[Instruction]:
Render every entry verbatim.

[Dataset entries]:

"""

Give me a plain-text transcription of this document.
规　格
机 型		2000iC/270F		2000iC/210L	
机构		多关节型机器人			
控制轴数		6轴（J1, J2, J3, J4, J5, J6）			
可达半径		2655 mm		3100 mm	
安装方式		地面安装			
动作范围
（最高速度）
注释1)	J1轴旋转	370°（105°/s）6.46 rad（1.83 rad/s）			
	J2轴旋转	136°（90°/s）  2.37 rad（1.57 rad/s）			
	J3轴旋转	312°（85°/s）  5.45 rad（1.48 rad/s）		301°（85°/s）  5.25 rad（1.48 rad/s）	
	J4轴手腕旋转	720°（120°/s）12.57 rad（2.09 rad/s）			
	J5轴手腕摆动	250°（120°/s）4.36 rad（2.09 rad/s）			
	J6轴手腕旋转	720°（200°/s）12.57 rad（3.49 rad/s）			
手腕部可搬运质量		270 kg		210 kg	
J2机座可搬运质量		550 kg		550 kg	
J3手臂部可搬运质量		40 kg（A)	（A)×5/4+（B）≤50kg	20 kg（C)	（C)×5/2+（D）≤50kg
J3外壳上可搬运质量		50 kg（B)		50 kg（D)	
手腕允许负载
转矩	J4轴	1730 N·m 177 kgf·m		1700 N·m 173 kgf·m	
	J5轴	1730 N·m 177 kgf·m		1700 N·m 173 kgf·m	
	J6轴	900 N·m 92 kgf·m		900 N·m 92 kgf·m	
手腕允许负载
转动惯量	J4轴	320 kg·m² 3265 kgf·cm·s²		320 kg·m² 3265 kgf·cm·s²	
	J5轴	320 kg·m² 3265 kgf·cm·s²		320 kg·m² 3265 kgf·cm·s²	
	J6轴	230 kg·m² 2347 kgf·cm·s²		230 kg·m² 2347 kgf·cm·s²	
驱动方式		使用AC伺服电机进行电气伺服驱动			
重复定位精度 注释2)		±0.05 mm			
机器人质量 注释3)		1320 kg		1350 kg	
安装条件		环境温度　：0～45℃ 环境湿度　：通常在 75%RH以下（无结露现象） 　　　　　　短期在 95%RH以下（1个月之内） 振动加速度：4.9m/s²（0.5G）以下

"""

[Response to the task]:
Give me a plain-text transcription of this document.
规　格
机 型		2000iC/270F		2000iC/210L	
机构		多关节型机器人			
控制轴数		6轴（J1, J2, J3, J4, J5, J6）			
可达半径		2655 mm		3100 mm	
安装方式		地面安装			
动作范围
（最高速度）
注释1)	J1轴旋转	370°（105°/s）6.46 rad（1.83 rad/s）			
	J2轴旋转	136°（90°/s）  2.37 rad（1.57 rad/s）			
	J3轴旋转	312°（85°/s）  5.45 rad（1.48 rad/s）		301°（85°/s）  5.25 rad（1.48 rad/s）	
	J4轴手腕旋转	720°（120°/s）12.57 rad（2.09 rad/s）			
	J5轴手腕摆动	250°（120°/s）4.36 rad（2.09 rad/s）			
	J6轴手腕旋转	720°（200°/s）12.57 rad（3.49 rad/s）			
手腕部可搬运质量		270 kg		210 kg	
J2机座可搬运质量		550 kg		550 kg	
J3手臂部可搬运质量		40 kg（A)	（A)×5/4+（B）≤50kg	20 kg（C)	（C)×5/2+（D）≤50kg
J3外壳上可搬运质量		50 kg（B)		50 kg（D)	
手腕允许负载
转矩	J4轴	1730 N·m 177 kgf·m		1700 N·m 173 kgf·m	
	J5轴	1730 N·m 177 kgf·m		1700 N·m 173 kgf·m	
	J6轴	900 N·m 92 kgf·m		900 N·m 92 kgf·m	
手腕允许负载
转动惯量	J4轴	320 kg·m² 3265 kgf·cm·s²		320 kg·m² 3265 kgf·cm·s²	
	J5轴	320 kg·m² 3265 kgf·cm·s²		320 kg·m² 3265 kgf·cm·s²	
	J6轴	230 kg·m² 2347 kgf·cm·s²		230 kg·m² 2347 kgf·cm·s²	
驱动方式		使用AC伺服电机进行电气伺服驱动			
重复定位精度 注释2)		±0.05 mm			
机器人质量 注释3)		1320 kg		1350 kg	
安装条件		环境温度　：0～45℃ 环境湿度　：通常在 75%RH以下（无结露现象） 　　　　　　短期在 95%RH以下（1个月之内） 振动加速度：4.9m/s²（0.5G）以下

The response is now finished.